REQUIREMENT ▸
Repeat the material below exactly, line for line.

DATASET ENTRIES ▸

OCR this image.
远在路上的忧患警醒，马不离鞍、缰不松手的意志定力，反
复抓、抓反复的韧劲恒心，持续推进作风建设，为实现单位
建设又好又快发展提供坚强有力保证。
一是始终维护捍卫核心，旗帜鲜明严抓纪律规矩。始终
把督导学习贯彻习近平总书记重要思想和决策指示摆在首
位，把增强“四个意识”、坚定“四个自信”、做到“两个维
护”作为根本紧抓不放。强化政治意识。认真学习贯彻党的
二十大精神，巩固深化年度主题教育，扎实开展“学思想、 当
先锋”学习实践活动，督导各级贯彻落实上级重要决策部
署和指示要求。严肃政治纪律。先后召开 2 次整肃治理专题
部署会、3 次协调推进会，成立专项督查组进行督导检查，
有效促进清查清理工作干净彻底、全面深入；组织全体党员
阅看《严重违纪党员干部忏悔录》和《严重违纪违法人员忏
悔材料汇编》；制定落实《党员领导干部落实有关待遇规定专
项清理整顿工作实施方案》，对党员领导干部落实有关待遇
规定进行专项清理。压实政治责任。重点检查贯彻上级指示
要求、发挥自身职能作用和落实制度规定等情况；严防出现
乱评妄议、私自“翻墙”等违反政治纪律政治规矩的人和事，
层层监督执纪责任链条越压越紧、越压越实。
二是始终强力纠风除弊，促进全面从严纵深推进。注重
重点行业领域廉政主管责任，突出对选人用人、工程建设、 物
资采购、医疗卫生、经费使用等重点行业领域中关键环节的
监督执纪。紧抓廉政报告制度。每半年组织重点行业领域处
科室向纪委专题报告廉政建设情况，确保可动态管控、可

RESPONSE TO THE TASK ▸
OCR this image.
远在路上的忧患警醒，马不离鞍、缰不松手的意志定力，反
复抓、抓反复的韧劲恒心，持续推进作风建设，为实现单位
建设又好又快发展提供坚强有力保证。
一是始终维护捍卫核心，旗帜鲜明严抓纪律规矩。始终
把督导学习贯彻习近平总书记重要思想和决策指示摆在首
位，把增强“四个意识”、坚定“四个自信”、做到“两个维
护”作为根本紧抓不放。强化政治意识。认真学习贯彻党的
二十大精神，巩固深化年度主题教育，扎实开展“学思想、 当
先锋”学习实践活动，督导各级贯彻落实上级重要决策部
署和指示要求。严肃政治纪律。先后召开 2 次整肃治理专题
部署会、3 次协调推进会，成立专项督查组进行督导检查，
有效促进清查清理工作干净彻底、全面深入；组织全体党员
阅看《严重违纪党员干部忏悔录》和《严重违纪违法人员忏
悔材料汇编》；制定落实《党员领导干部落实有关待遇规定专
项清理整顿工作实施方案》，对党员领导干部落实有关待遇
规定进行专项清理。压实政治责任。重点检查贯彻上级指示
要求、发挥自身职能作用和落实制度规定等情况；严防出现
乱评妄议、私自“翻墙”等违反政治纪律政治规矩的人和事，
层层监督执纪责任链条越压越紧、越压越实。
二是始终强力纠风除弊，促进全面从严纵深推进。注重
重点行业领域廉政主管责任，突出对选人用人、工程建设、 物
资采购、医疗卫生、经费使用等重点行业领域中关键环节的
监督执纪。紧抓廉政报告制度。每半年组织重点行业领域处
科室向纪委专题报告廉政建设情况，确保可动态管控、可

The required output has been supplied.